## [Your instructions]
Repeat exactly each line of the data provided below.

## [Material]

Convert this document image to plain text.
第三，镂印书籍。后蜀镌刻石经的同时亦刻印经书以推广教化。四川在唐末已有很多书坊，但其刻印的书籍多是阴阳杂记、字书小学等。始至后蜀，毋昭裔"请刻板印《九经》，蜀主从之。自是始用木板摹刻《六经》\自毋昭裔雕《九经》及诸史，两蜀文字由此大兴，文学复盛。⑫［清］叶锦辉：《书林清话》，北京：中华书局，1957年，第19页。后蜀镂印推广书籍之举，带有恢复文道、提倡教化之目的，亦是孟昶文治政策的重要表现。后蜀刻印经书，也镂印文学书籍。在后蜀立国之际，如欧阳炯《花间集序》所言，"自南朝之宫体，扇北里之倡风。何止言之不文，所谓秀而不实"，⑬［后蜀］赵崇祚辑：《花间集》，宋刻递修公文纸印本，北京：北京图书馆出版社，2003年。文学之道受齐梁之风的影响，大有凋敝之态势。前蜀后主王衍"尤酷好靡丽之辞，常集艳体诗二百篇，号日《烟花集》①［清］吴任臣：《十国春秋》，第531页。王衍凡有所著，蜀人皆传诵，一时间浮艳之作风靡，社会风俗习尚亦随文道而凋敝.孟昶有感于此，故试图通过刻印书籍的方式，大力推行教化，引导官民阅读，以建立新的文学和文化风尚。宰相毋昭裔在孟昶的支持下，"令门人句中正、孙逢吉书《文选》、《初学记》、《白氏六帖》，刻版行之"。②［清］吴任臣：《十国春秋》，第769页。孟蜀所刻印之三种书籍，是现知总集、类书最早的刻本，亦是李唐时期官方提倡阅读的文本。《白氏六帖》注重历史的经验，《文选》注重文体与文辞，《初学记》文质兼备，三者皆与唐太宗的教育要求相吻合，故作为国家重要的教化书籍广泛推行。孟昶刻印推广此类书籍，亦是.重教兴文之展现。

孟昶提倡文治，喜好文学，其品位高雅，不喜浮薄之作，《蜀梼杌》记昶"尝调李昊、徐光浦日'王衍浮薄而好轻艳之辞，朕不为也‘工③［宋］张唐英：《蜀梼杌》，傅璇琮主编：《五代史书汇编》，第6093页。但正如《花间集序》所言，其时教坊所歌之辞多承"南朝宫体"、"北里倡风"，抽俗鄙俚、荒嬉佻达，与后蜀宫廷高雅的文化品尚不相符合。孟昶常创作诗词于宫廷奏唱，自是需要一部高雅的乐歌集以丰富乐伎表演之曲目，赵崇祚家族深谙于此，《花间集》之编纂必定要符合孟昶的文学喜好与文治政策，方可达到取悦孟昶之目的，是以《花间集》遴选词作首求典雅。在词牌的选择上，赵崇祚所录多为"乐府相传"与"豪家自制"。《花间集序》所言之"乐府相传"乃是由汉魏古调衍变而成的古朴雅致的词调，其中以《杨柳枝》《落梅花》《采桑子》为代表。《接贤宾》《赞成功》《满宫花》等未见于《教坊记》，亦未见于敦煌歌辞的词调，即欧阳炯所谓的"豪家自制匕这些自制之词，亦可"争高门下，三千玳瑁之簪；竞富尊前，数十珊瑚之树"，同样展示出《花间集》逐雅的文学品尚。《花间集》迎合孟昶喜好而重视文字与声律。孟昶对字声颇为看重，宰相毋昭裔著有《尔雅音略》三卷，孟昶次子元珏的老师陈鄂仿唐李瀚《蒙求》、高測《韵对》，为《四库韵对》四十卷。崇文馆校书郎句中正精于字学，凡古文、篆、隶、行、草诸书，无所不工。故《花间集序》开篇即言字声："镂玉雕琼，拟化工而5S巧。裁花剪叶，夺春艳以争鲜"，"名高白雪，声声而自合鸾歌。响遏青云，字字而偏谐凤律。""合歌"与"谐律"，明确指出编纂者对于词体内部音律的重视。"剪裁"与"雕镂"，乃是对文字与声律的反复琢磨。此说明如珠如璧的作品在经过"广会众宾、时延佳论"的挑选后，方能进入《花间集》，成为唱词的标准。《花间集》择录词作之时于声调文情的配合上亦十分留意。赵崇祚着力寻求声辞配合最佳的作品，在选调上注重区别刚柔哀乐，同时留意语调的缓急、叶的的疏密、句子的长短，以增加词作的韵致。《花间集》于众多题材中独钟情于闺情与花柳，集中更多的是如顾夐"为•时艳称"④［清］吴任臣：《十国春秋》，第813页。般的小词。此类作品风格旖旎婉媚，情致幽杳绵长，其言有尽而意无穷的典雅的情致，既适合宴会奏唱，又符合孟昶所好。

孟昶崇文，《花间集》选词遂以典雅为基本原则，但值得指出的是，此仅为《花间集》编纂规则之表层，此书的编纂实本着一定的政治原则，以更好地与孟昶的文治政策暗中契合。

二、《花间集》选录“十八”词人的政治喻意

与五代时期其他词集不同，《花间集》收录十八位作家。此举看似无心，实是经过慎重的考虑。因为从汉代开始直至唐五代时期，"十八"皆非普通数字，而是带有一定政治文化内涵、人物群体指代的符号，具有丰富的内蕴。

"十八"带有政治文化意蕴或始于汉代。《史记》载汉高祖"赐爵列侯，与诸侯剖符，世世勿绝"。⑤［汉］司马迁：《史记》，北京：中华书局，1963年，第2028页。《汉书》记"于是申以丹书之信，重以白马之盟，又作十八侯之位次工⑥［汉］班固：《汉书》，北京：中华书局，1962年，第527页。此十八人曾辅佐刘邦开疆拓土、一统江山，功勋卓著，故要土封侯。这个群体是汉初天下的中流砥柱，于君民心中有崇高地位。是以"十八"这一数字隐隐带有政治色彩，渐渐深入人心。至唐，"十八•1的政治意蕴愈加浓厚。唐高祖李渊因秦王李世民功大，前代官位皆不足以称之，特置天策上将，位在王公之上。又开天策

## [Solution to this exercise]
Convert this document image to plain text.
第三，镂印书籍。后蜀镌刻石经的同时亦刻印经书以推广教化。四川在唐末已有很多书坊，但其刻印的书籍多是阴阳杂记、字书小学等。始至后蜀，毋昭裔"请刻板印《九经》，蜀主从之。自是始用木板摹刻《六经》\自毋昭裔雕《九经》及诸史，两蜀文字由此大兴，文学复盛。⑫［清］叶锦辉：《书林清话》，北京：中华书局，1957年，第19页。后蜀镂印推广书籍之举，带有恢复文道、提倡教化之目的，亦是孟昶文治政策的重要表现。后蜀刻印经书，也镂印文学书籍。在后蜀立国之际，如欧阳炯《花间集序》所言，"自南朝之宫体，扇北里之倡风。何止言之不文，所谓秀而不实"，⑬［后蜀］赵崇祚辑：《花间集》，宋刻递修公文纸印本，北京：北京图书馆出版社，2003年。文学之道受齐梁之风的影响，大有凋敝之态势。前蜀后主王衍"尤酷好靡丽之辞，常集艳体诗二百篇，号日《烟花集》①［清］吴任臣：《十国春秋》，第531页。王衍凡有所著，蜀人皆传诵，一时间浮艳之作风靡，社会风俗习尚亦随文道而凋敝.孟昶有感于此，故试图通过刻印书籍的方式，大力推行教化，引导官民阅读，以建立新的文学和文化风尚。宰相毋昭裔在孟昶的支持下，"令门人句中正、孙逢吉书《文选》、《初学记》、《白氏六帖》，刻版行之"。②［清］吴任臣：《十国春秋》，第769页。孟蜀所刻印之三种书籍，是现知总集、类书最早的刻本，亦是李唐时期官方提倡阅读的文本。《白氏六帖》注重历史的经验，《文选》注重文体与文辞，《初学记》文质兼备，三者皆与唐太宗的教育要求相吻合，故作为国家重要的教化书籍广泛推行。孟昶刻印推广此类书籍，亦是.重教兴文之展现。

孟昶提倡文治，喜好文学，其品位高雅，不喜浮薄之作，《蜀梼杌》记昶"尝调李昊、徐光浦日'王衍浮薄而好轻艳之辞，朕不为也‘工③［宋］张唐英：《蜀梼杌》，傅璇琮主编：《五代史书汇编》，第6093页。但正如《花间集序》所言，其时教坊所歌之辞多承"南朝宫体"、"北里倡风"，抽俗鄙俚、荒嬉佻达，与后蜀宫廷高雅的文化品尚不相符合。孟昶常创作诗词于宫廷奏唱，自是需要一部高雅的乐歌集以丰富乐伎表演之曲目，赵崇祚家族深谙于此，《花间集》之编纂必定要符合孟昶的文学喜好与文治政策，方可达到取悦孟昶之目的，是以《花间集》遴选词作首求典雅。在词牌的选择上，赵崇祚所录多为"乐府相传"与"豪家自制"。《花间集序》所言之"乐府相传"乃是由汉魏古调衍变而成的古朴雅致的词调，其中以《杨柳枝》《落梅花》《采桑子》为代表。《接贤宾》《赞成功》《满宫花》等未见于《教坊记》，亦未见于敦煌歌辞的词调，即欧阳炯所谓的"豪家自制匕这些自制之词，亦可"争高门下，三千玳瑁之簪；竞富尊前，数十珊瑚之树"，同样展示出《花间集》逐雅的文学品尚。《花间集》迎合孟昶喜好而重视文字与声律。孟昶对字声颇为看重，宰相毋昭裔著有《尔雅音略》三卷，孟昶次子元珏的老师陈鄂仿唐李瀚《蒙求》、高測《韵对》，为《四库韵对》四十卷。崇文馆校书郎句中正精于字学，凡古文、篆、隶、行、草诸书，无所不工。故《花间集序》开篇即言字声："镂玉雕琼，拟化工而5S巧。裁花剪叶，夺春艳以争鲜"，"名高白雪，声声而自合鸾歌。响遏青云，字字而偏谐凤律。""合歌"与"谐律"，明确指出编纂者对于词体内部音律的重视。"剪裁"与"雕镂"，乃是对文字与声律的反复琢磨。此说明如珠如璧的作品在经过"广会众宾、时延佳论"的挑选后，方能进入《花间集》，成为唱词的标准。《花间集》择录词作之时于声调文情的配合上亦十分留意。赵崇祚着力寻求声辞配合最佳的作品，在选调上注重区别刚柔哀乐，同时留意语调的缓急、叶的的疏密、句子的长短，以增加词作的韵致。《花间集》于众多题材中独钟情于闺情与花柳，集中更多的是如顾夐"为•时艳称"④［清］吴任臣：《十国春秋》，第813页。般的小词。此类作品风格旖旎婉媚，情致幽杳绵长，其言有尽而意无穷的典雅的情致，既适合宴会奏唱，又符合孟昶所好。

孟昶崇文，《花间集》选词遂以典雅为基本原则，但值得指出的是，此仅为《花间集》编纂规则之表层，此书的编纂实本着一定的政治原则，以更好地与孟昶的文治政策暗中契合。

二、《花间集》选录“十八”词人的政治喻意

与五代时期其他词集不同，《花间集》收录十八位作家。此举看似无心，实是经过慎重的考虑。因为从汉代开始直至唐五代时期，"十八"皆非普通数字，而是带有一定政治文化内涵、人物群体指代的符号，具有丰富的内蕴。

"十八"带有政治文化意蕴或始于汉代。《史记》载汉高祖"赐爵列侯，与诸侯剖符，世世勿绝"。⑤［汉］司马迁：《史记》，北京：中华书局，1963年，第2028页。《汉书》记"于是申以丹书之信，重以白马之盟，又作十八侯之位次工⑥［汉］班固：《汉书》，北京：中华书局，1962年，第527页。此十八人曾辅佐刘邦开疆拓土、一统江山，功勋卓著，故要土封侯。这个群体是汉初天下的中流砥柱，于君民心中有崇高地位。是以"十八"这一数字隐隐带有政治色彩，渐渐深入人心。至唐，"十八•1的政治意蕴愈加浓厚。唐高祖李渊因秦王李世民功大，前代官位皆不足以称之，特置天策上将，位在王公之上。又开天策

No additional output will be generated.